Stored items from a collection:
============================================================

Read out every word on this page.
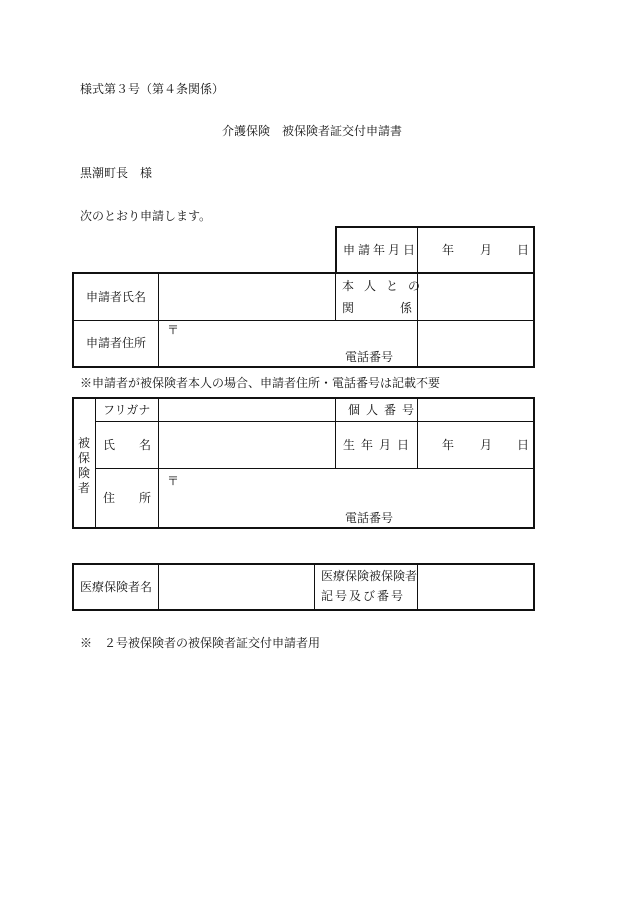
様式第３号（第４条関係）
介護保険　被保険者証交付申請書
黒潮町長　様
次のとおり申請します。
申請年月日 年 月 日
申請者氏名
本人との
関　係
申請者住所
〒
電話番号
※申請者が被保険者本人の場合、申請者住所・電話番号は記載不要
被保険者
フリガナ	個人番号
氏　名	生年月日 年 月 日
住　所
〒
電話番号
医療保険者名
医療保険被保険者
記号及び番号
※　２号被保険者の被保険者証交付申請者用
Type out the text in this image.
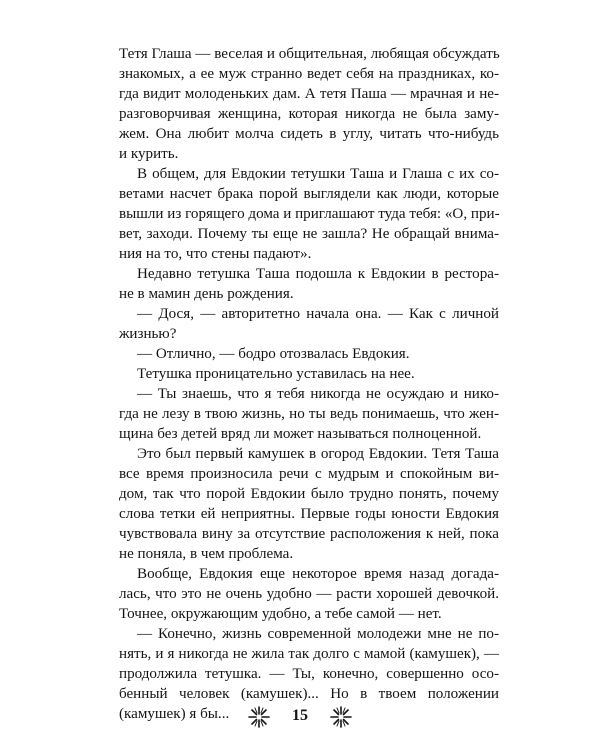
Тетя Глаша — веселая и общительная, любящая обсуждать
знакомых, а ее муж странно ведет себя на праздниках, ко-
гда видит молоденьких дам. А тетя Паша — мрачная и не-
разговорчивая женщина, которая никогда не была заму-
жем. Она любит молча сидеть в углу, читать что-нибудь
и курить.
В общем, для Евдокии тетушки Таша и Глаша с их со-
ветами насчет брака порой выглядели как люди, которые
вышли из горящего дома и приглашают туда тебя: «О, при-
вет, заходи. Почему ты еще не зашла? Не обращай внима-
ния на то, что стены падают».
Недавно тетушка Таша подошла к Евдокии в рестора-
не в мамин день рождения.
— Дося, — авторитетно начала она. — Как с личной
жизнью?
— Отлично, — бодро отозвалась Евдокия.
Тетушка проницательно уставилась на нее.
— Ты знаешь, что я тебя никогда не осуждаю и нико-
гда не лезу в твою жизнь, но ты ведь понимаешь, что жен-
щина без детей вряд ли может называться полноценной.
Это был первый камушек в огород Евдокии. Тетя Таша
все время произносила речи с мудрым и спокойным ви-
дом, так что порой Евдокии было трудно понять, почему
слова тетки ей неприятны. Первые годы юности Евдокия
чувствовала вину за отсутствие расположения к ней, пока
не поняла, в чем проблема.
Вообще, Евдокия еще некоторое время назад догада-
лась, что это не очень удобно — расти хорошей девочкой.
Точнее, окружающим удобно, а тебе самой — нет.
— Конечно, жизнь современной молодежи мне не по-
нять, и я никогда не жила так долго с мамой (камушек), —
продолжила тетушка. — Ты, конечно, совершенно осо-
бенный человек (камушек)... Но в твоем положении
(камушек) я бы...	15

============================================================

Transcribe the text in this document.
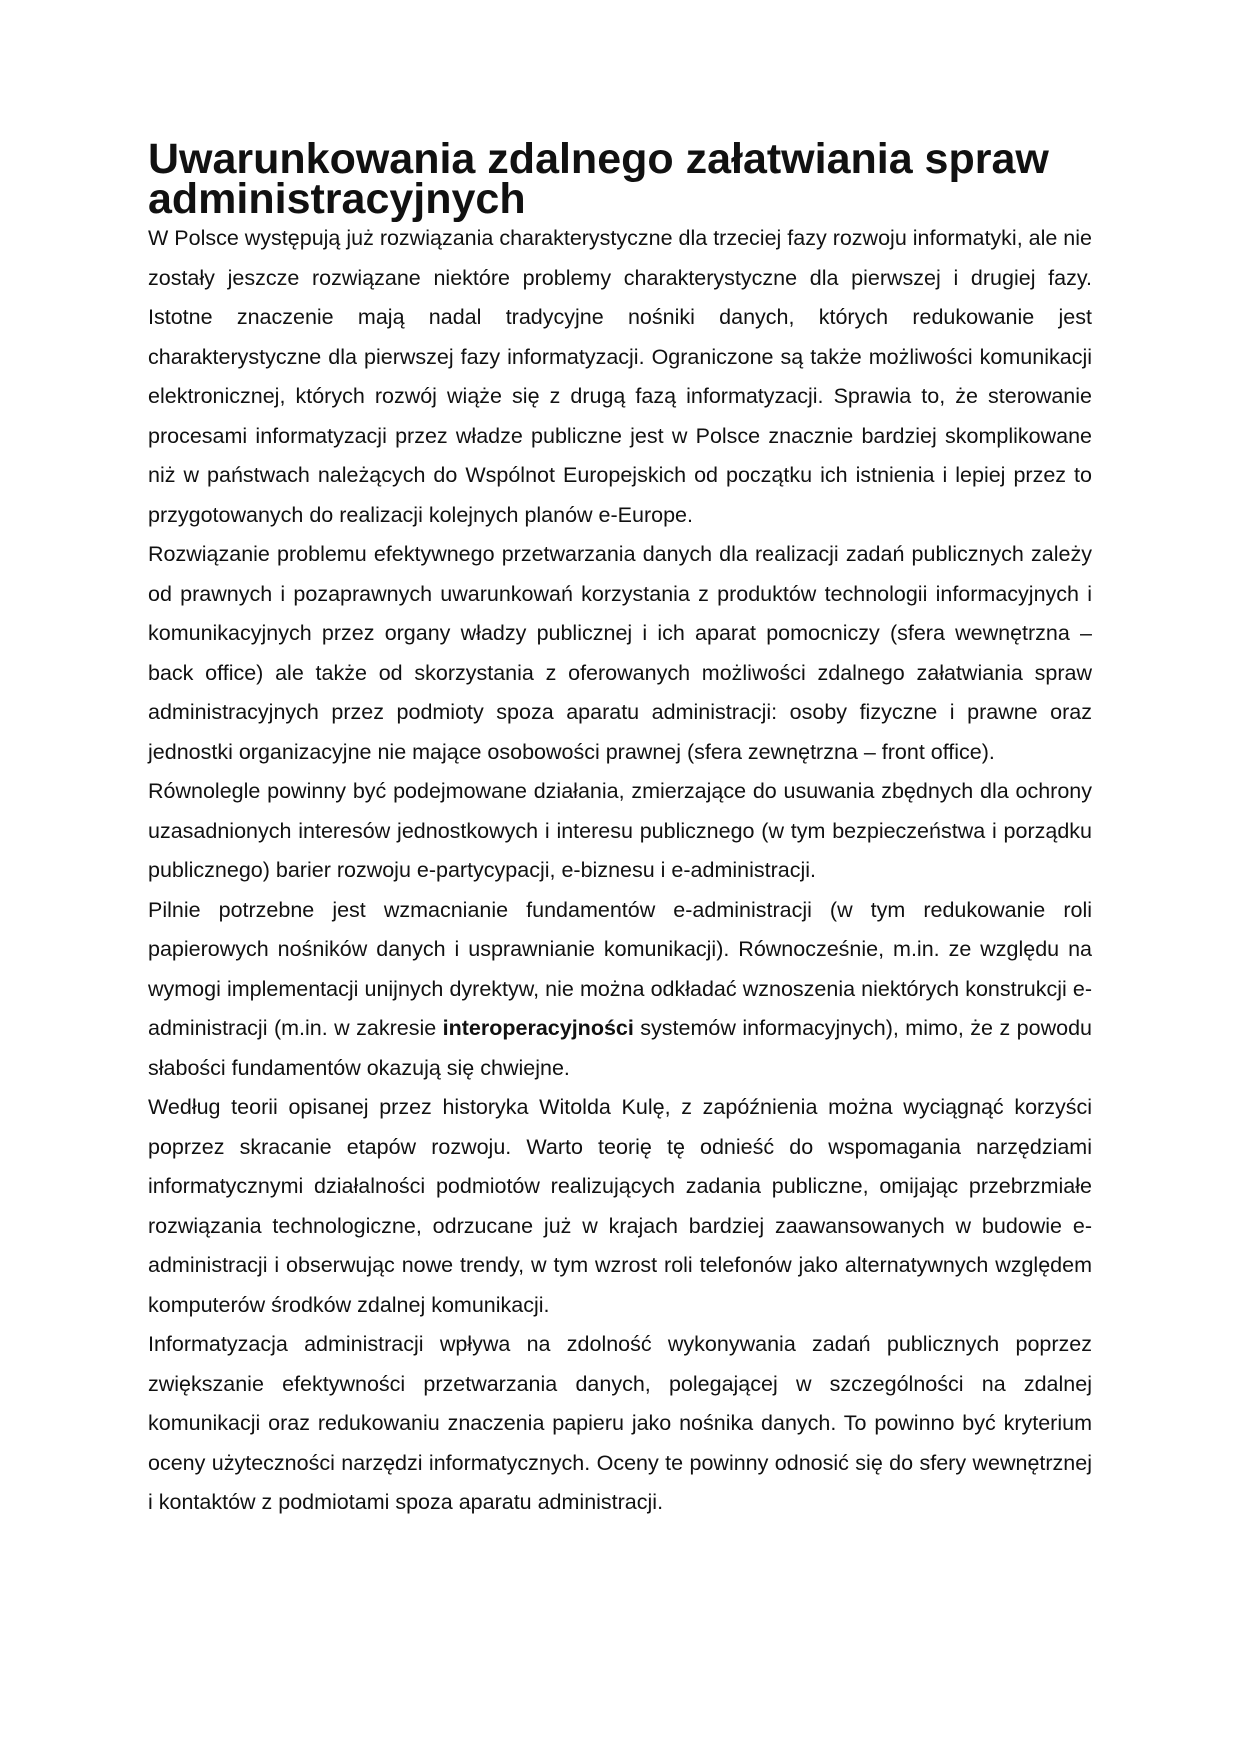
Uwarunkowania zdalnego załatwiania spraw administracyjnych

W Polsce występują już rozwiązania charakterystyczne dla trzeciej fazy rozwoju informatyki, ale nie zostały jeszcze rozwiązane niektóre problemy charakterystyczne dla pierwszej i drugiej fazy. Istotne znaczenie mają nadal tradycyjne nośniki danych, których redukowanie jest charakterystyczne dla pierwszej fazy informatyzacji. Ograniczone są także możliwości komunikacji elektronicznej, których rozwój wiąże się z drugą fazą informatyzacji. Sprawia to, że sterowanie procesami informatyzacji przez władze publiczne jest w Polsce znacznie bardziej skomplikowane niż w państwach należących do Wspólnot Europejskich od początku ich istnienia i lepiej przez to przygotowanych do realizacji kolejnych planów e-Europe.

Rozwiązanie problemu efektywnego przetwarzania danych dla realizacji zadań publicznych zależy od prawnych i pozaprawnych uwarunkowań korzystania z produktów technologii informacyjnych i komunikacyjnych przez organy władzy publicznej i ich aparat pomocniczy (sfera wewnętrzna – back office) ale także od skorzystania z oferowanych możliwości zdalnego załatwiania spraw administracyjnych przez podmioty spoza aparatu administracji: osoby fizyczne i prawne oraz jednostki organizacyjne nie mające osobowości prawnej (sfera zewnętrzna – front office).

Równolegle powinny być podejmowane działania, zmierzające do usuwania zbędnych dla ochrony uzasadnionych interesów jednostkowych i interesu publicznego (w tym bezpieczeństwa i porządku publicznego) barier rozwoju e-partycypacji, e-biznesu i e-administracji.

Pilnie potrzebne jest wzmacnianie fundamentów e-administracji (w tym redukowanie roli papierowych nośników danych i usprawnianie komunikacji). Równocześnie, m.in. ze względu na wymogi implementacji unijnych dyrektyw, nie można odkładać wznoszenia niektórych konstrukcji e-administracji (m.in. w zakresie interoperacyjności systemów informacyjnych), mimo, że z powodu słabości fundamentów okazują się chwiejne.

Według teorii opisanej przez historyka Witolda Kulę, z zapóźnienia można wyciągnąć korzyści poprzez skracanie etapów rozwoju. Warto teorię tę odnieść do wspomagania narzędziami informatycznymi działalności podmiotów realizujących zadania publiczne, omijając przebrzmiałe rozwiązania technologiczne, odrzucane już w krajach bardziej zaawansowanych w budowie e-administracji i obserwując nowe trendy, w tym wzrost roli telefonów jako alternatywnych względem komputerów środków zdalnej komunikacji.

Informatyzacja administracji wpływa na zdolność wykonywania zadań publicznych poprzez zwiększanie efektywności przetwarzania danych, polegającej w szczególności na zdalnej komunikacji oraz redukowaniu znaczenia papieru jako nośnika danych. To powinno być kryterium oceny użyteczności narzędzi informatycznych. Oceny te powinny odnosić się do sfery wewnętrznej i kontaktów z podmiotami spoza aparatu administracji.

============================================================

Task instructions
How many of the lines in the listing above hold the word "oraz"? Report only that figure.

Full response
2